THE REQUEST:
Return the line containing "Type out the text in this image." and all lines after it exactly; stop at the end of the material.

EXTRACTED ENTRIES:
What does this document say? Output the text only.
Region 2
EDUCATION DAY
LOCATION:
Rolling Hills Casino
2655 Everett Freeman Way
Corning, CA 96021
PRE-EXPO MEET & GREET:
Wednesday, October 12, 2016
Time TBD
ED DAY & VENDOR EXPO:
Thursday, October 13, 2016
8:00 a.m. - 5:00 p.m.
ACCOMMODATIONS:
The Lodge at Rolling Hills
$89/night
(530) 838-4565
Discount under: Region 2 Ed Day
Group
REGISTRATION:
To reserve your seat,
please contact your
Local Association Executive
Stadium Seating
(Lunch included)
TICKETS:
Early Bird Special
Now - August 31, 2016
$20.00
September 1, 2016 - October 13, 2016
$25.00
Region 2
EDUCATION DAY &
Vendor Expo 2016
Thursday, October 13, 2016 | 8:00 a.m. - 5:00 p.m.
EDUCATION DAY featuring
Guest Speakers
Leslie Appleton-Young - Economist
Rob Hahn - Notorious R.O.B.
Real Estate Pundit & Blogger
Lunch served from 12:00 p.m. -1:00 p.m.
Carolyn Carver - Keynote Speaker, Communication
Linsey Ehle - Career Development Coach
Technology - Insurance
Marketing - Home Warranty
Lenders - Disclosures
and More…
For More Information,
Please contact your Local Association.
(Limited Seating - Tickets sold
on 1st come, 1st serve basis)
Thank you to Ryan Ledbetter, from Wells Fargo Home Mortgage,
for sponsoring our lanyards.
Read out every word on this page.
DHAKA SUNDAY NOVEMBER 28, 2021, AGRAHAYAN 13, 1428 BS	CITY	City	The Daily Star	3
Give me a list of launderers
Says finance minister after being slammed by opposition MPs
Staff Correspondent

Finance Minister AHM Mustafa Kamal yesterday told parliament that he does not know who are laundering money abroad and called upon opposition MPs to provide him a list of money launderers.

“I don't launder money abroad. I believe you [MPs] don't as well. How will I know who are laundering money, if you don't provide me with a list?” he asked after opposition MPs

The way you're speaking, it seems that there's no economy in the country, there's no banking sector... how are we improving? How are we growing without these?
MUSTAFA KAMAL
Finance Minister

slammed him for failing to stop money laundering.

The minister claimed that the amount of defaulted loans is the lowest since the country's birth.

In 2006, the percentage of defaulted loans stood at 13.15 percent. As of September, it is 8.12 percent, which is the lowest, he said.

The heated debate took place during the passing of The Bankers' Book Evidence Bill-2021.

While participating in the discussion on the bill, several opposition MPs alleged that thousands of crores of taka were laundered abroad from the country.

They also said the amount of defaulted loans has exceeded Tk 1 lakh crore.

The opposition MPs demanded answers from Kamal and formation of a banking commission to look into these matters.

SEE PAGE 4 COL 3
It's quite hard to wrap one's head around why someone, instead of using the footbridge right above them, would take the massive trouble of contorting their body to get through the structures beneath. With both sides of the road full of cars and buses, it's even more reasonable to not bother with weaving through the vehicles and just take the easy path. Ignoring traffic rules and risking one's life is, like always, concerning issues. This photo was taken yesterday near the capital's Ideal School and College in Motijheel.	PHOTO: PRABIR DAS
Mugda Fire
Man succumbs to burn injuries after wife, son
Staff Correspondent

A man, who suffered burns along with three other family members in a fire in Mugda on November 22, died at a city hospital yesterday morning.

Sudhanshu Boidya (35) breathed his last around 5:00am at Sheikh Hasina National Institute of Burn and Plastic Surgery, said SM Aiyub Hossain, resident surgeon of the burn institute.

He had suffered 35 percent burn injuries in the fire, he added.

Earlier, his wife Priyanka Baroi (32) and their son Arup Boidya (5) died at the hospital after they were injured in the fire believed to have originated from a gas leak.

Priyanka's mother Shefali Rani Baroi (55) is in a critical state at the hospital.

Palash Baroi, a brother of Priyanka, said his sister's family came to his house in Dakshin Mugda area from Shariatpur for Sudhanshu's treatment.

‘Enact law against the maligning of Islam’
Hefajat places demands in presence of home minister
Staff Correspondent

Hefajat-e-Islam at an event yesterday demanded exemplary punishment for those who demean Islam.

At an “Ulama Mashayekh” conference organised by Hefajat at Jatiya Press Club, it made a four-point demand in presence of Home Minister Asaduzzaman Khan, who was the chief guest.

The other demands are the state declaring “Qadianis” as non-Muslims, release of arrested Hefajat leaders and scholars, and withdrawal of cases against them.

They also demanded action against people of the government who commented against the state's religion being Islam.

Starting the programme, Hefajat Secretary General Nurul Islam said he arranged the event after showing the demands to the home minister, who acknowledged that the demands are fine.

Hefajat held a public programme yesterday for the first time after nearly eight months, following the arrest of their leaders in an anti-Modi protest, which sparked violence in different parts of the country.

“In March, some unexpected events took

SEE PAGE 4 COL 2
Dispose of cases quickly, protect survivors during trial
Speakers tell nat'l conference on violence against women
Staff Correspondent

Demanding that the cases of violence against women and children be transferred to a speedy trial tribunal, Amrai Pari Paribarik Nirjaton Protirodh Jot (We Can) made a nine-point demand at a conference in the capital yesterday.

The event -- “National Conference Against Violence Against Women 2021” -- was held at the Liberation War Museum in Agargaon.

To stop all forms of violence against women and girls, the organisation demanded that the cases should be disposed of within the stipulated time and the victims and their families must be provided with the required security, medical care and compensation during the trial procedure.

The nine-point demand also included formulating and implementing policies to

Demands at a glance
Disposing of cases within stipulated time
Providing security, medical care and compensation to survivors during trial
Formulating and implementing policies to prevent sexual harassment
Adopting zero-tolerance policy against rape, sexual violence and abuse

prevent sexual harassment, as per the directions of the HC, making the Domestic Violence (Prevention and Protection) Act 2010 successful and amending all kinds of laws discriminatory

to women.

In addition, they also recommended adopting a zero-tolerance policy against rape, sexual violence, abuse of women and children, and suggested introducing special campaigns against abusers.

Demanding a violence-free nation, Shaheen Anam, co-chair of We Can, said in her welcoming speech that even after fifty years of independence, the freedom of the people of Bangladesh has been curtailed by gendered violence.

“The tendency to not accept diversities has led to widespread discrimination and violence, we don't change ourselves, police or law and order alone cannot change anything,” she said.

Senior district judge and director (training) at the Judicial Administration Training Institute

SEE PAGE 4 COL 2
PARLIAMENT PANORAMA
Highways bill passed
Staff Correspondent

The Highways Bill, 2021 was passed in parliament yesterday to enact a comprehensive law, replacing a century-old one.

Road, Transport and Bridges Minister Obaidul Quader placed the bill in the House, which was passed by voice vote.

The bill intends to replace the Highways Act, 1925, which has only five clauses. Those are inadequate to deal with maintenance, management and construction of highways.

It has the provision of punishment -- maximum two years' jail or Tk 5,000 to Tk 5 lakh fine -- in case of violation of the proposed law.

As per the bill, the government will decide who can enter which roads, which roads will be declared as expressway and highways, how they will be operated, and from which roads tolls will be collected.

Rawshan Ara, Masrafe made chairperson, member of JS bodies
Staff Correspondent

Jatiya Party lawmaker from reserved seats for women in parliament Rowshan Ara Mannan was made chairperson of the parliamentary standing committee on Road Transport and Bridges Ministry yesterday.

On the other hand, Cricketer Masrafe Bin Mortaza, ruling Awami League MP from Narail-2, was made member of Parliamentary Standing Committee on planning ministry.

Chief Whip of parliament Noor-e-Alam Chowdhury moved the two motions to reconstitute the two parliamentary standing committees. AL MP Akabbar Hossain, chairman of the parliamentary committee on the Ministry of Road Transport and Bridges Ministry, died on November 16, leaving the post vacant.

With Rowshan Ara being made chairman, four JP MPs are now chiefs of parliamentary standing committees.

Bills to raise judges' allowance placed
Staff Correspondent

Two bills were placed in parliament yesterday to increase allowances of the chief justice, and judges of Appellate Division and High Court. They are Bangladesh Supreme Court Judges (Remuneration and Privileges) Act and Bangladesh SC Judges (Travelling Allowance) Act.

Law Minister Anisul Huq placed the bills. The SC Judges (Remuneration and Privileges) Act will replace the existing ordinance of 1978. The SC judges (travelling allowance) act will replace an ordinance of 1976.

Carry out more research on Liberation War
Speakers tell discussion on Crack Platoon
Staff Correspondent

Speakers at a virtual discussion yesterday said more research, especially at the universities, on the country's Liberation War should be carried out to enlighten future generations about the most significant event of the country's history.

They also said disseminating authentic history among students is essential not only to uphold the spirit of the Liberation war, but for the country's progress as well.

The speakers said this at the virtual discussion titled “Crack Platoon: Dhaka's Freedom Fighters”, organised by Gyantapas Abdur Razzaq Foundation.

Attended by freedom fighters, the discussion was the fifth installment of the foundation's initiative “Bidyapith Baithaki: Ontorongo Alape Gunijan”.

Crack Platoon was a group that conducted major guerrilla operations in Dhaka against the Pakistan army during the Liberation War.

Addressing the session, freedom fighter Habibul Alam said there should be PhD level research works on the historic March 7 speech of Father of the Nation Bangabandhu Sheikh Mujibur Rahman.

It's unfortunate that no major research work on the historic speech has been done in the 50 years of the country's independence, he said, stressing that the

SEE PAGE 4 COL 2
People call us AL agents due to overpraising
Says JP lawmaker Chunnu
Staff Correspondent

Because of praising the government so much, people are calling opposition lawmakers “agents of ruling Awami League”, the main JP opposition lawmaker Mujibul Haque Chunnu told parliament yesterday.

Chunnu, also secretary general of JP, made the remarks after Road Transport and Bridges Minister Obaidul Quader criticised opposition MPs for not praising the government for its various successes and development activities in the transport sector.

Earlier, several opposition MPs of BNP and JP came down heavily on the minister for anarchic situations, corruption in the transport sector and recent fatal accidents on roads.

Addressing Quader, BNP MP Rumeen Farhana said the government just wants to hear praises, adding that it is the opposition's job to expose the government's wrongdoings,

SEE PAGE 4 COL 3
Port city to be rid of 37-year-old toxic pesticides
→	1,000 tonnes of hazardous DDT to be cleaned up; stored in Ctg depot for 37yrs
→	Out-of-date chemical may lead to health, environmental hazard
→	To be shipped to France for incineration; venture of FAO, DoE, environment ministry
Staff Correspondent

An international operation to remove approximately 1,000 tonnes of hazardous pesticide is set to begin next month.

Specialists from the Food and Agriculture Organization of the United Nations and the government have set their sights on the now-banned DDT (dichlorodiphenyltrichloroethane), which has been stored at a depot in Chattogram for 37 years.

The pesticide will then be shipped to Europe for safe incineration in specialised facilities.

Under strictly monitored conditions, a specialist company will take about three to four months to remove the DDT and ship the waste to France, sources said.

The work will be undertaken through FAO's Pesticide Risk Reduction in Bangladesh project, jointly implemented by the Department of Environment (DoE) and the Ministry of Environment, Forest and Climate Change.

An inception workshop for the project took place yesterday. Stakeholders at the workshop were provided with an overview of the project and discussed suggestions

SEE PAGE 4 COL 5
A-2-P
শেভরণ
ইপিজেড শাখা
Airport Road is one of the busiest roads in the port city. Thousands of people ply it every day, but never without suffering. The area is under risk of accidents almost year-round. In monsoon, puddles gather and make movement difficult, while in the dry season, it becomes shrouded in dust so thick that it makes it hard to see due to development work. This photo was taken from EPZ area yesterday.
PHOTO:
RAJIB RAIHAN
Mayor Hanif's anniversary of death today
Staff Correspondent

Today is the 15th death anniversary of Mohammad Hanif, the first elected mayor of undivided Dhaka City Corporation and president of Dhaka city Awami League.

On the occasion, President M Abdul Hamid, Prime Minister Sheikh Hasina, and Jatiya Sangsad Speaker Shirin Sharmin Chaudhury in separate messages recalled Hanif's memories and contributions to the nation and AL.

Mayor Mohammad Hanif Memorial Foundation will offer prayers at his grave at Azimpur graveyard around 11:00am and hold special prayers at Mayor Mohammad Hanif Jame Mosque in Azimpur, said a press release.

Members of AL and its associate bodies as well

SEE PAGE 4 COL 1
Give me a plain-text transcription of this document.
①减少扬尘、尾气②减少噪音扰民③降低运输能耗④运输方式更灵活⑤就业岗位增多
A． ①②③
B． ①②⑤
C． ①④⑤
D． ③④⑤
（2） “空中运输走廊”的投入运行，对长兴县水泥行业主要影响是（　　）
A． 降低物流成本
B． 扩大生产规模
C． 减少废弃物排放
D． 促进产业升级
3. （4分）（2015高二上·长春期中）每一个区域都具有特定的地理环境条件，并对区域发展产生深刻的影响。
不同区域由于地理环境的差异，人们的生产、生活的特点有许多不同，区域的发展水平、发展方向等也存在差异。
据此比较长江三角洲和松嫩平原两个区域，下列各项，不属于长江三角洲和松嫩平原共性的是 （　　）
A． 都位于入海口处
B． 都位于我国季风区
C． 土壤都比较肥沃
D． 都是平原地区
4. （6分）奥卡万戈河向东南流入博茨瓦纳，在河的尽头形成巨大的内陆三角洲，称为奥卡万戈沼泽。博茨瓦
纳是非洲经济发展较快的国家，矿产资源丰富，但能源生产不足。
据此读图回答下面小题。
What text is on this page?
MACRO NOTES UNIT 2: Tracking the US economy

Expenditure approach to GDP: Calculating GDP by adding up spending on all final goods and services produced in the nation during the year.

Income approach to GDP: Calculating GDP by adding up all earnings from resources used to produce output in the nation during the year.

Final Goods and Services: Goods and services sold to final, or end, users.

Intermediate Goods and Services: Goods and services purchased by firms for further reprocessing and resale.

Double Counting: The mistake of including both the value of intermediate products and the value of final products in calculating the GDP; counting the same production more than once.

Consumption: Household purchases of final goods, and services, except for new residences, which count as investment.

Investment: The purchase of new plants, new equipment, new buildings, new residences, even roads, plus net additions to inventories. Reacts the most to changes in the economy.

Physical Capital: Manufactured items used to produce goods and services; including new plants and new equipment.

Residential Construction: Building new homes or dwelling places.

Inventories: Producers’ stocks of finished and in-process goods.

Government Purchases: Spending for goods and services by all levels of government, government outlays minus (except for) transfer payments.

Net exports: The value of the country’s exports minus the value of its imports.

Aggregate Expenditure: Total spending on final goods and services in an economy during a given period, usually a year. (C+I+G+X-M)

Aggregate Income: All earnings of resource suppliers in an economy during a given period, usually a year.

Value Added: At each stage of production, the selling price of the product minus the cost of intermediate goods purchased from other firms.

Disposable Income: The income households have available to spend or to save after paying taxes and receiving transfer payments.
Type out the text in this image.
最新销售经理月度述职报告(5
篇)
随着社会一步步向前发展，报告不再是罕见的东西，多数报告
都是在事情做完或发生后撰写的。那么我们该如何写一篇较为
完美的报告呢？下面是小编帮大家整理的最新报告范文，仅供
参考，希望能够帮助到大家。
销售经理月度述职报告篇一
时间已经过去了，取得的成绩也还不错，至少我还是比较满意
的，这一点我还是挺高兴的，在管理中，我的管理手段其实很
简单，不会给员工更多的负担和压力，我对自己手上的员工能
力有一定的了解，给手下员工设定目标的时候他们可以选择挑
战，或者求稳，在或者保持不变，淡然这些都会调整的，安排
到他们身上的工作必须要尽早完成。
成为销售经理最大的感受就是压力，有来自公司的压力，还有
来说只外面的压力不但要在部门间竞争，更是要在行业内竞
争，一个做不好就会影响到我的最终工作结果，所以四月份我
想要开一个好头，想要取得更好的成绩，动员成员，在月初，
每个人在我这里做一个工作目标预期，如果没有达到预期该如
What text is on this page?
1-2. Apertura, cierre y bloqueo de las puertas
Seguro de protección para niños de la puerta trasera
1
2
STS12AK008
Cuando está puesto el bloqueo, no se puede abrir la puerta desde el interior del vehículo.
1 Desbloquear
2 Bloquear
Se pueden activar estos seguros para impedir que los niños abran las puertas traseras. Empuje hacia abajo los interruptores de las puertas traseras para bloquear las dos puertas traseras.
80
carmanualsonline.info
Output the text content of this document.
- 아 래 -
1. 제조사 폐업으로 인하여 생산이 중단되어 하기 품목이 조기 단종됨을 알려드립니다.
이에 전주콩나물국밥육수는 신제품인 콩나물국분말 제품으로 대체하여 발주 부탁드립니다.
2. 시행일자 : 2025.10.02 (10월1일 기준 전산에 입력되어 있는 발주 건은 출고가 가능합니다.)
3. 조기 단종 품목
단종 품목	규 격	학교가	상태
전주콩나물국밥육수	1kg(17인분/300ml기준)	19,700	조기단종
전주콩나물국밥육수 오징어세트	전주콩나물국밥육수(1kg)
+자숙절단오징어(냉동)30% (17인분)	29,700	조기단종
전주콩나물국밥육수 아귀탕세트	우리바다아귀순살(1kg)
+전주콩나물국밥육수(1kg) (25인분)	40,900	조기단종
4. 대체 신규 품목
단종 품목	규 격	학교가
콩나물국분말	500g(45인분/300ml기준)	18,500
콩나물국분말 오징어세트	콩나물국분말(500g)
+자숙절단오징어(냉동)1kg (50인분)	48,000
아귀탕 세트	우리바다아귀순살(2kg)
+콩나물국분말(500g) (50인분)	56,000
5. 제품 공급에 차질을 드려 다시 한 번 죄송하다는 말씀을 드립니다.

RESPONSE:
Type out the text in this image.
最新销售经理月度述职报告(5
篇)
随着社会一步步向前发展，报告不再是罕见的东西，多数报告
都是在事情做完或发生后撰写的。那么我们该如何写一篇较为
完美的报告呢？下面是小编帮大家整理的最新报告范文，仅供
参考，希望能够帮助到大家。
销售经理月度述职报告篇一
时间已经过去了，取得的成绩也还不错，至少我还是比较满意
的，这一点我还是挺高兴的，在管理中，我的管理手段其实很
简单，不会给员工更多的负担和压力，我对自己手上的员工能
力有一定的了解，给手下员工设定目标的时候他们可以选择挑
战，或者求稳，在或者保持不变，淡然这些都会调整的，安排
到他们身上的工作必须要尽早完成。
成为销售经理最大的感受就是压力，有来自公司的压力，还有
来说只外面的压力不但要在部门间竞争，更是要在行业内竞
争，一个做不好就会影响到我的最终工作结果，所以四月份我
想要开一个好头，想要取得更好的成绩，动员成员，在月初，
每个人在我这里做一个工作目标预期，如果没有达到预期该如
What text is on this page?
1-2. Apertura, cierre y bloqueo de las puertas
Seguro de protección para niños de la puerta trasera
1
2
STS12AK008
Cuando está puesto el bloqueo, no se puede abrir la puerta desde el interior del vehículo.
1 Desbloquear
2 Bloquear
Se pueden activar estos seguros para impedir que los niños abran las puertas traseras. Empuje hacia abajo los interruptores de las puertas traseras para bloquear las dos puertas traseras.
80
carmanualsonline.info
Output the text content of this document.
- 아 래 -
1. 제조사 폐업으로 인하여 생산이 중단되어 하기 품목이 조기 단종됨을 알려드립니다.
이에 전주콩나물국밥육수는 신제품인 콩나물국분말 제품으로 대체하여 발주 부탁드립니다.
2. 시행일자 : 2025.10.02 (10월1일 기준 전산에 입력되어 있는 발주 건은 출고가 가능합니다.)
3. 조기 단종 품목
단종 품목	규 격	학교가	상태
전주콩나물국밥육수	1kg(17인분/300ml기준)	19,700	조기단종
전주콩나물국밥육수 오징어세트	전주콩나물국밥육수(1kg)
+자숙절단오징어(냉동)30% (17인분)	29,700	조기단종
전주콩나물국밥육수 아귀탕세트	우리바다아귀순살(1kg)
+전주콩나물국밥육수(1kg) (25인분)	40,900	조기단종
4. 대체 신규 품목
단종 품목	규 격	학교가
콩나물국분말	500g(45인분/300ml기준)	18,500
콩나물국분말 오징어세트	콩나물국분말(500g)
+자숙절단오징어(냉동)1kg (50인분)	48,000
아귀탕 세트	우리바다아귀순살(2kg)
+콩나물국분말(500g) (50인분)	56,000
5. 제품 공급에 차질을 드려 다시 한 번 죄송하다는 말씀을 드립니다.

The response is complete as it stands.